• READING PASSAGE
Recent incidents throughout North America and the world, including Australia, Russia, Saudi Arabia, and South America, have highlighted the threats to pipelines from SCC failures. In the United States, SCC failures on hazardous liquid pipelines have been very rare when compared with SCC occurrences on natural gas pipelines. However, three SCC-caused failures of hazardous liquid pipelines have occurred in 2003. Another hazardous liquid pipeline operator has reported finding significant SCC defects.

SCC is the cracking induced from the combined influence of tensile stress and a corrosive medium. The impact of SCC on a material usually falls between dry cracking and the fatigue threshold of that material. The required tensile stresses may result from directly applied stresses (pressure and overburden) or in the form of residual stresses (fabrication and construction). The most effective means of preventing SCC are to: (1) properly design the pipeline using appropriate materials; (2) reduce pipeline stresses; and (3) remove critical environmental electrolytes, such as hydroxides, chlorides, and oxygen.

[Source data]

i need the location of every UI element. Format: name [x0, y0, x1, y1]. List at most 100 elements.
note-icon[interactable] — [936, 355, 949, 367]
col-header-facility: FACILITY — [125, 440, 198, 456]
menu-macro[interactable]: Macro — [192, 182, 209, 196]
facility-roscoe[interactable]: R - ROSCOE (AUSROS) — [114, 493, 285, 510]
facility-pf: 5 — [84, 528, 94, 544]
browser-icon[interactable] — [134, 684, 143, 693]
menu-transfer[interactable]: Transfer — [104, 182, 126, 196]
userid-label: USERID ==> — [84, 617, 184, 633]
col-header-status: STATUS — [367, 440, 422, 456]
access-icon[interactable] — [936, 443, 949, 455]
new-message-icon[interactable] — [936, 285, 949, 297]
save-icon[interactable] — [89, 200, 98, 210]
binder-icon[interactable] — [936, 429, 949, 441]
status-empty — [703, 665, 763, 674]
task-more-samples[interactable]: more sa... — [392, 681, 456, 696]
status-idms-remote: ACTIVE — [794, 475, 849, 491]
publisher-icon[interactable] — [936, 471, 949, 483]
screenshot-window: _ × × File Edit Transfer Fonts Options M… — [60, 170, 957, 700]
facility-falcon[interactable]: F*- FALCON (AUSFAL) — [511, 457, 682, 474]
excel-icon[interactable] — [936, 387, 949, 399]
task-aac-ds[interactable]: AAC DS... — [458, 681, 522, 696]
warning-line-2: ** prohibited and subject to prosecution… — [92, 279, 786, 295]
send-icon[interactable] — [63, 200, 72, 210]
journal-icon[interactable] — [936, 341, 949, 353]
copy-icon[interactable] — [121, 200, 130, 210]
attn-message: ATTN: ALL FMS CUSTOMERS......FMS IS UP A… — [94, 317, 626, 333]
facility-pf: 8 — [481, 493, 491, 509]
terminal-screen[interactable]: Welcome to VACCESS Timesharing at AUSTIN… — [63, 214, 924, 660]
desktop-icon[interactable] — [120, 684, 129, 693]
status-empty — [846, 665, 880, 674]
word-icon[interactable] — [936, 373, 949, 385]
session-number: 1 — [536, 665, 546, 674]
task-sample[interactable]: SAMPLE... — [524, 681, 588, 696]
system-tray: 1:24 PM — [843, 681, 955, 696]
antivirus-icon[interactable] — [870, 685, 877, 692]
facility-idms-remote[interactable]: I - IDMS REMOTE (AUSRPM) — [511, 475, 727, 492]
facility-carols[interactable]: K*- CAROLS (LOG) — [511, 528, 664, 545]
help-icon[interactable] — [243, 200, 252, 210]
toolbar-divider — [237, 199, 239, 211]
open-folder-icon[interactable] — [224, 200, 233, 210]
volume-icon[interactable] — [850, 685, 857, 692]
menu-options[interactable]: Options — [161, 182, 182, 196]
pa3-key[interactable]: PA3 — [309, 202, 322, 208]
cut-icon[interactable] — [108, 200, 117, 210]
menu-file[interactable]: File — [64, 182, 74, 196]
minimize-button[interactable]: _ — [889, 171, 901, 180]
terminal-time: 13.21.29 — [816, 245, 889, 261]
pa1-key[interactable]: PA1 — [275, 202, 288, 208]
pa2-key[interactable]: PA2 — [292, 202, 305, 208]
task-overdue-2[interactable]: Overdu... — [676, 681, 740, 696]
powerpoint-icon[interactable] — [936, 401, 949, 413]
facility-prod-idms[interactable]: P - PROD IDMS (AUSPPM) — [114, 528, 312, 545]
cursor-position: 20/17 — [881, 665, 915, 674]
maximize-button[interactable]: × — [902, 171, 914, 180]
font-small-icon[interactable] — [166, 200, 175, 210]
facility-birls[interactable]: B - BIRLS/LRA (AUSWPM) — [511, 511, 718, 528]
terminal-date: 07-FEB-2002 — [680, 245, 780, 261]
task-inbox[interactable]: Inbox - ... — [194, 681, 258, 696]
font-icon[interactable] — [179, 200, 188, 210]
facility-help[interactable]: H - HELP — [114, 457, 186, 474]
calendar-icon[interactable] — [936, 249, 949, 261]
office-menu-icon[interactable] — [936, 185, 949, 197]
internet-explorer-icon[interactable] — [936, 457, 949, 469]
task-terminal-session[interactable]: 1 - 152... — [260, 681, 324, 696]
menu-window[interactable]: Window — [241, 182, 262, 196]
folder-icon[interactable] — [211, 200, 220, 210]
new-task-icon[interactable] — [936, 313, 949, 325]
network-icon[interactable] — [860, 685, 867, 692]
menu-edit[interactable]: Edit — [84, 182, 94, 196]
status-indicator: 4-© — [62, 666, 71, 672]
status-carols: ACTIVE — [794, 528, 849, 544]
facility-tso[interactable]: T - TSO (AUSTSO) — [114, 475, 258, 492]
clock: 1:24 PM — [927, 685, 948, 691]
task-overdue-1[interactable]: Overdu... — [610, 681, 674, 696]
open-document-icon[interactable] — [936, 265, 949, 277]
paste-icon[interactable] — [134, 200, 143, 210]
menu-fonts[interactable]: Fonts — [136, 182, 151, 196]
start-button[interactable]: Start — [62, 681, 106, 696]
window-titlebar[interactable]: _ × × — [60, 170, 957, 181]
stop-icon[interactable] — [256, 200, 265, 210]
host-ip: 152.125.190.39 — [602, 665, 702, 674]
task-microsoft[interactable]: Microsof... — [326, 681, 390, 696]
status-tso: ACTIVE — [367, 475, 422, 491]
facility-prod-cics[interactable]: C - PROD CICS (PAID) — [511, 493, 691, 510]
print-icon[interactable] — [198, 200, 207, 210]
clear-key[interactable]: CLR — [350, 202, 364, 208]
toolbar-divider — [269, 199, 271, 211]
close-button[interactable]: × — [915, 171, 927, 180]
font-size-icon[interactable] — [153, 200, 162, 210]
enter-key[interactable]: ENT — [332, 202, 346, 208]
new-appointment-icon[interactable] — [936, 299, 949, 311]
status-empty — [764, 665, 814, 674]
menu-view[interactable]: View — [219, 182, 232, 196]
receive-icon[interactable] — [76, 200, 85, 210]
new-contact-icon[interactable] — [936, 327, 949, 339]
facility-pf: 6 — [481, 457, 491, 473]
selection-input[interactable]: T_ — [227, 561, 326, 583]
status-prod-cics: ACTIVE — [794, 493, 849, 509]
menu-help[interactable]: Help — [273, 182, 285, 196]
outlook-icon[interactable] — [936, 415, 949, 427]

• TASK OBJECTIVE
Can you pick up the passage on stress corrosion cracking in pipelines and continue it from its final sentence?

• ANSWER SECTION
Most pipelines are buried. No matter how well these pipelines are designed, constructed, and protected, once in place they are subjected to environmental abuse, external damage, coating disbondment, inherent mill defects, soil movements/instability, and third party damage. SCC develops in pipelines due to a combination of environmental, stress (absolute hoop and/or tensile, fluctuating stress) and material (steel type, amount of inclusions, surface roughness) factors. Although the age of a pipeline is not indicative of the presence of SCC, it is a factor to consider when assessing pipelines that are subject to conditions that may cause crack growth.

Two types of SCC are found on pipelines: high pH (9 to 11) SCC and near-neutral pH (6 to 8) SCC. Characteristics of both forms of SCC as summarized by experts are as follows:

—Cracks usually oriented in longitudinal direction (cracks may exist at other orientations, depending on the direction of tensile stress).

—Occurrence in clusters consisting of several cracks to hundreds of cracks.

—Cracks tend to interlink to form long shallow flaws (cracks may grow to cause ruptures).

—Fractures faces are covered with magnetite and carbonate films.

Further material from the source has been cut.